Structured figure records
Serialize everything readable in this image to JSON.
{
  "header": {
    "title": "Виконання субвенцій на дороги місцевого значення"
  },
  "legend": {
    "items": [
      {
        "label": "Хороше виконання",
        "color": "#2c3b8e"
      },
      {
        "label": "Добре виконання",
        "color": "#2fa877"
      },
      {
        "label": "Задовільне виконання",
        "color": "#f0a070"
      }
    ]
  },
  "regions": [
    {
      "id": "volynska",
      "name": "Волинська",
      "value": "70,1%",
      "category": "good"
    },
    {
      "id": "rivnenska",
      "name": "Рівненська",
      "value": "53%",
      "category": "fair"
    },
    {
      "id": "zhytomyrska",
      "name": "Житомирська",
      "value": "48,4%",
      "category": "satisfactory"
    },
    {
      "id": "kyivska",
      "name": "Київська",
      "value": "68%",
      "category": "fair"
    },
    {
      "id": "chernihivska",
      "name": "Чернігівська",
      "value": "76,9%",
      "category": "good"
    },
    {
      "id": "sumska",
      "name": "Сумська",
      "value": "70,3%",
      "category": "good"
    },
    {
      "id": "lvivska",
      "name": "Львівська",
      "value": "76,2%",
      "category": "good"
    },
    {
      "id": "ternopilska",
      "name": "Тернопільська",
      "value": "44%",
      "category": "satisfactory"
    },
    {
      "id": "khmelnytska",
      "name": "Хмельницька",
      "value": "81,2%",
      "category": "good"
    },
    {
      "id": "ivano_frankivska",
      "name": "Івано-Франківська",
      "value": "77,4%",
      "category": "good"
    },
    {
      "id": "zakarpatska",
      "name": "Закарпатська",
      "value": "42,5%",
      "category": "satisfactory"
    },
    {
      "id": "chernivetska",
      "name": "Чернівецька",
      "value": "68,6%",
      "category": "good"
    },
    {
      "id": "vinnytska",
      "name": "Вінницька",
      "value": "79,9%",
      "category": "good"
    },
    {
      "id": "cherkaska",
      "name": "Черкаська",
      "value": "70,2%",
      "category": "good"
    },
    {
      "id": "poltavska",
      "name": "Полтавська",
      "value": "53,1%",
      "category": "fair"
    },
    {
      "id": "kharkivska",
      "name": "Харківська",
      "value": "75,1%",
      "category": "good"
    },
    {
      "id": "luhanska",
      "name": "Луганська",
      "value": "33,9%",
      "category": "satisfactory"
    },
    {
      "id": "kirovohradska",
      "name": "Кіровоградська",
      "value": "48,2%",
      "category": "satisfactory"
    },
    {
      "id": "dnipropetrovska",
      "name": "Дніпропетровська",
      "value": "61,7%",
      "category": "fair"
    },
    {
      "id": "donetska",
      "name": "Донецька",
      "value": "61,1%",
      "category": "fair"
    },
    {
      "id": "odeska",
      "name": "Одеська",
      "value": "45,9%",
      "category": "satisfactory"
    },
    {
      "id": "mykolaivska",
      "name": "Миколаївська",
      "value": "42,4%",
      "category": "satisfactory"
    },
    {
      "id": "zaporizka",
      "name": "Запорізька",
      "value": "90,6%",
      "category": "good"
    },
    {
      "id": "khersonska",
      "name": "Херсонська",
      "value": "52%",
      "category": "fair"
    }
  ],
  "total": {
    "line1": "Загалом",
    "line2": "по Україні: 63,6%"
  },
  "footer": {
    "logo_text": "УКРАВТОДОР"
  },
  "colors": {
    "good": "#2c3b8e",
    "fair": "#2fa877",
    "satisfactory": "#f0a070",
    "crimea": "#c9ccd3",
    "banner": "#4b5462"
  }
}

▸ Problem description
Using the data above, output each line exactly.

▸ Response
Serialize everything readable in this image to JSON.
{
  "header": {
    "title": "Виконання субвенцій на дороги місцевого значення"
  },
  "legend": {
    "items": [
      {
        "label": "Хороше виконання",
        "color": "#2c3b8e"
      },
      {
        "label": "Добре виконання",
        "color": "#2fa877"
      },
      {
        "label": "Задовільне виконання",
        "color": "#f0a070"
      }
    ]
  },
  "regions": [
    {
      "id": "volynska",
      "name": "Волинська",
      "value": "70,1%",
      "category": "good"
    },
    {
      "id": "rivnenska",
      "name": "Рівненська",
      "value": "53%",
      "category": "fair"
    },
    {
      "id": "zhytomyrska",
      "name": "Житомирська",
      "value": "48,4%",
      "category": "satisfactory"
    },
    {
      "id": "kyivska",
      "name": "Київська",
      "value": "68%",
      "category": "fair"
    },
    {
      "id": "chernihivska",
      "name": "Чернігівська",
      "value": "76,9%",
      "category": "good"
    },
    {
      "id": "sumska",
      "name": "Сумська",
      "value": "70,3%",
      "category": "good"
    },
    {
      "id": "lvivska",
      "name": "Львівська",
      "value": "76,2%",
      "category": "good"
    },
    {
      "id": "ternopilska",
      "name": "Тернопільська",
      "value": "44%",
      "category": "satisfactory"
    },
    {
      "id": "khmelnytska",
      "name": "Хмельницька",
      "value": "81,2%",
      "category": "good"
    },
    {
      "id": "ivano_frankivska",
      "name": "Івано-Франківська",
      "value": "77,4%",
      "category": "good"
    },
    {
      "id": "zakarpatska",
      "name": "Закарпатська",
      "value": "42,5%",
      "category": "satisfactory"
    },
    {
      "id": "chernivetska",
      "name": "Чернівецька",
      "value": "68,6%",
      "category": "good"
    },
    {
      "id": "vinnytska",
      "name": "Вінницька",
      "value": "79,9%",
      "category": "good"
    },
    {
      "id": "cherkaska",
      "name": "Черкаська",
      "value": "70,2%",
      "category": "good"
    },
    {
      "id": "poltavska",
      "name": "Полтавська",
      "value": "53,1%",
      "category": "fair"
    },
    {
      "id": "kharkivska",
      "name": "Харківська",
      "value": "75,1%",
      "category": "good"
    },
    {
      "id": "luhanska",
      "name": "Луганська",
      "value": "33,9%",
      "category": "satisfactory"
    },
    {
      "id": "kirovohradska",
      "name": "Кіровоградська",
      "value": "48,2%",
      "category": "satisfactory"
    },
    {
      "id": "dnipropetrovska",
      "name": "Дніпропетровська",
      "value": "61,7%",
      "category": "fair"
    },
    {
      "id": "donetska",
      "name": "Донецька",
      "value": "61,1%",
      "category": "fair"
    },
    {
      "id": "odeska",
      "name": "Одеська",
      "value": "45,9%",
      "category": "satisfactory"
    },
    {
      "id": "mykolaivska",
      "name": "Миколаївська",
      "value": "42,4%",
      "category": "satisfactory"
    },
    {
      "id": "zaporizka",
      "name": "Запорізька",
      "value": "90,6%",
      "category": "good"
    },
    {
      "id": "khersonska",
      "name": "Херсонська",
      "value": "52%",
      "category": "fair"
    }
  ],
  "total": {
    "line1": "Загалом",
    "line2": "по Україні: 63,6%"
  },
  "footer": {
    "logo_text": "УКРАВТОДОР"
  },
  "colors": {
    "good": "#2c3b8e",
    "fair": "#2fa877",
    "satisfactory": "#f0a070",
    "crimea": "#c9ccd3",
    "banner": "#4b5462"
  }
}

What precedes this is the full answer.